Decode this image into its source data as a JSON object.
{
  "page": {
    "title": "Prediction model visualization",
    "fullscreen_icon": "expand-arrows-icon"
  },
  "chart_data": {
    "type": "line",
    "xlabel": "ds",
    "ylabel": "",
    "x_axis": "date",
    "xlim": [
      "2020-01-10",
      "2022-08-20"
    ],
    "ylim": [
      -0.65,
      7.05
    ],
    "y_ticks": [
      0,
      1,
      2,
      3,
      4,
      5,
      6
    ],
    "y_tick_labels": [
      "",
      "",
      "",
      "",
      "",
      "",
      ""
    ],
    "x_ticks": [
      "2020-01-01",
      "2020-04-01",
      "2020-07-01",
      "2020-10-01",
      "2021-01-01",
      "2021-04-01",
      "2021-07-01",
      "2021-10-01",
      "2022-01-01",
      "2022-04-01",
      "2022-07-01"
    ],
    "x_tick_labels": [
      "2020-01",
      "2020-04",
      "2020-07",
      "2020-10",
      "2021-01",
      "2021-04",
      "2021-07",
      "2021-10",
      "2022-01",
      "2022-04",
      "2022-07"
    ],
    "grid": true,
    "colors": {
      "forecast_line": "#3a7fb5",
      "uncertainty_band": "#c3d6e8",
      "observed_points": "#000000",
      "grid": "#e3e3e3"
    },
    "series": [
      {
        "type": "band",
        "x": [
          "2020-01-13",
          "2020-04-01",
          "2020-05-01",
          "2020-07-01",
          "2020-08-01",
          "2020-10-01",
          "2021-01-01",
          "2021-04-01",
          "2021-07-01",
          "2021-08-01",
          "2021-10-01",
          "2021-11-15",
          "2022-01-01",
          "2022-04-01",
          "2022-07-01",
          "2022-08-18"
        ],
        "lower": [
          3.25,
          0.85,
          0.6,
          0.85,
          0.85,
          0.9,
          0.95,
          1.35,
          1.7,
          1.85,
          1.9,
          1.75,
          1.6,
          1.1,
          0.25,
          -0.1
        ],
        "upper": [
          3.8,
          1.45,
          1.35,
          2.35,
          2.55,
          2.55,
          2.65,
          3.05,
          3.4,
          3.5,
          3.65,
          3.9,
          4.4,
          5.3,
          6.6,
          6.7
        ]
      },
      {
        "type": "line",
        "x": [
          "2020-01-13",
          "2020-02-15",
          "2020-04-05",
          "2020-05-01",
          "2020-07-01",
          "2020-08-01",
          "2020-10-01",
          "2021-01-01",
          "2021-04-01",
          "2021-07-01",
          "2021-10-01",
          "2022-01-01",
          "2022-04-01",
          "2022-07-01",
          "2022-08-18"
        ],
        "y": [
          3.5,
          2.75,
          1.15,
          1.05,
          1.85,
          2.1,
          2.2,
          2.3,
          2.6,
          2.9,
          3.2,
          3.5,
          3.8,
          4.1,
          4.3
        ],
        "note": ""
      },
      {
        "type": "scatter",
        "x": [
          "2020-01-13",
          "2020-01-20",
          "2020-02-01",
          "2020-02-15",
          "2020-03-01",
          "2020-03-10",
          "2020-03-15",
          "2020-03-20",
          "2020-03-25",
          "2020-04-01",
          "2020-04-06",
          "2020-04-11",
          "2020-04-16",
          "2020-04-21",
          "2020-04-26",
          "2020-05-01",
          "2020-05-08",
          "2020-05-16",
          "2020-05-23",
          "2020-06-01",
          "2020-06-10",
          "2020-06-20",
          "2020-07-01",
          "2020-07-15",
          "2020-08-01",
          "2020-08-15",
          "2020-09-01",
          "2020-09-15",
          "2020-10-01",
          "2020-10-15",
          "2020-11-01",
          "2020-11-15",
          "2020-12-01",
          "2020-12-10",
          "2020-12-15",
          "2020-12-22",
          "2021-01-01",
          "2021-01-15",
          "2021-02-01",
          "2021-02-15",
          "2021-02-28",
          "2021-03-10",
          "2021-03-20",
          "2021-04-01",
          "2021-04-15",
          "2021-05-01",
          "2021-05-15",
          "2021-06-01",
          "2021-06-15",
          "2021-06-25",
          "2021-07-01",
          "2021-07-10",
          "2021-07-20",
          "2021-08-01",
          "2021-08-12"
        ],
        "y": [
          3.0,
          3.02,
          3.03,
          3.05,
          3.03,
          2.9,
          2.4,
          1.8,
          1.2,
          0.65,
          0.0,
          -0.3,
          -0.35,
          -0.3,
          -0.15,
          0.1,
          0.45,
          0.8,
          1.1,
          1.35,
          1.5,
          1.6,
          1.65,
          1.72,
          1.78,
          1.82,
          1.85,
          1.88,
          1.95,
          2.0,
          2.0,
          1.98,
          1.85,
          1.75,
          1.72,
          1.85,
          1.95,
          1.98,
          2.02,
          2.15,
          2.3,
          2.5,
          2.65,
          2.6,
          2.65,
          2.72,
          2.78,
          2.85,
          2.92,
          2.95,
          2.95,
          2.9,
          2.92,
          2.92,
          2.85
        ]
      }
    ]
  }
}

REQUIREMENTS:
Print the records above in full, exactly.

RESULT BELOW:
Decode this image into its source data as a JSON object.
{
  "page": {
    "title": "Prediction model visualization",
    "fullscreen_icon": "expand-arrows-icon"
  },
  "chart_data": {
    "type": "line",
    "xlabel": "ds",
    "ylabel": "",
    "x_axis": "date",
    "xlim": [
      "2020-01-10",
      "2022-08-20"
    ],
    "ylim": [
      -0.65,
      7.05
    ],
    "y_ticks": [
      0,
      1,
      2,
      3,
      4,
      5,
      6
    ],
    "y_tick_labels": [
      "",
      "",
      "",
      "",
      "",
      "",
      ""
    ],
    "x_ticks": [
      "2020-01-01",
      "2020-04-01",
      "2020-07-01",
      "2020-10-01",
      "2021-01-01",
      "2021-04-01",
      "2021-07-01",
      "2021-10-01",
      "2022-01-01",
      "2022-04-01",
      "2022-07-01"
    ],
    "x_tick_labels": [
      "2020-01",
      "2020-04",
      "2020-07",
      "2020-10",
      "2021-01",
      "2021-04",
      "2021-07",
      "2021-10",
      "2022-01",
      "2022-04",
      "2022-07"
    ],
    "grid": true,
    "colors": {
      "forecast_line": "#3a7fb5",
      "uncertainty_band": "#c3d6e8",
      "observed_points": "#000000",
      "grid": "#e3e3e3"
    },
    "series": [
      {
        "type": "band",
        "x": [
          "2020-01-13",
          "2020-04-01",
          "2020-05-01",
          "2020-07-01",
          "2020-08-01",
          "2020-10-01",
          "2021-01-01",
          "2021-04-01",
          "2021-07-01",
          "2021-08-01",
          "2021-10-01",
          "2021-11-15",
          "2022-01-01",
          "2022-04-01",
          "2022-07-01",
          "2022-08-18"
        ],
        "lower": [
          3.25,
          0.85,
          0.6,
          0.85,
          0.85,
          0.9,
          0.95,
          1.35,
          1.7,
          1.85,
          1.9,
          1.75,
          1.6,
          1.1,
          0.25,
          -0.1
        ],
        "upper": [
          3.8,
          1.45,
          1.35,
          2.35,
          2.55,
          2.55,
          2.65,
          3.05,
          3.4,
          3.5,
          3.65,
          3.9,
          4.4,
          5.3,
          6.6,
          6.7
        ]
      },
      {
        "type": "line",
        "x": [
          "2020-01-13",
          "2020-02-15",
          "2020-04-05",
          "2020-05-01",
          "2020-07-01",
          "2020-08-01",
          "2020-10-01",
          "2021-01-01",
          "2021-04-01",
          "2021-07-01",
          "2021-10-01",
          "2022-01-01",
          "2022-04-01",
          "2022-07-01",
          "2022-08-18"
        ],
        "y": [
          3.5,
          2.75,
          1.15,
          1.05,
          1.85,
          2.1,
          2.2,
          2.3,
          2.6,
          2.9,
          3.2,
          3.5,
          3.8,
          4.1,
          4.3
        ],
        "note": ""
      },
      {
        "type": "scatter",
        "x": [
          "2020-01-13",
          "2020-01-20",
          "2020-02-01",
          "2020-02-15",
          "2020-03-01",
          "2020-03-10",
          "2020-03-15",
          "2020-03-20",
          "2020-03-25",
          "2020-04-01",
          "2020-04-06",
          "2020-04-11",
          "2020-04-16",
          "2020-04-21",
          "2020-04-26",
          "2020-05-01",
          "2020-05-08",
          "2020-05-16",
          "2020-05-23",
          "2020-06-01",
          "2020-06-10",
          "2020-06-20",
          "2020-07-01",
          "2020-07-15",
          "2020-08-01",
          "2020-08-15",
          "2020-09-01",
          "2020-09-15",
          "2020-10-01",
          "2020-10-15",
          "2020-11-01",
          "2020-11-15",
          "2020-12-01",
          "2020-12-10",
          "2020-12-15",
          "2020-12-22",
          "2021-01-01",
          "2021-01-15",
          "2021-02-01",
          "2021-02-15",
          "2021-02-28",
          "2021-03-10",
          "2021-03-20",
          "2021-04-01",
          "2021-04-15",
          "2021-05-01",
          "2021-05-15",
          "2021-06-01",
          "2021-06-15",
          "2021-06-25",
          "2021-07-01",
          "2021-07-10",
          "2021-07-20",
          "2021-08-01",
          "2021-08-12"
        ],
        "y": [
          3.0,
          3.02,
          3.03,
          3.05,
          3.03,
          2.9,
          2.4,
          1.8,
          1.2,
          0.65,
          0.0,
          -0.3,
          -0.35,
          -0.3,
          -0.15,
          0.1,
          0.45,
          0.8,
          1.1,
          1.35,
          1.5,
          1.6,
          1.65,
          1.72,
          1.78,
          1.82,
          1.85,
          1.88,
          1.95,
          2.0,
          2.0,
          1.98,
          1.85,
          1.75,
          1.72,
          1.85,
          1.95,
          1.98,
          2.02,
          2.15,
          2.3,
          2.5,
          2.65,
          2.6,
          2.65,
          2.72,
          2.78,
          2.85,
          2.92,
          2.95,
          2.95,
          2.9,
          2.92,
          2.92,
          2.85
        ]
      }
    ]
  }
}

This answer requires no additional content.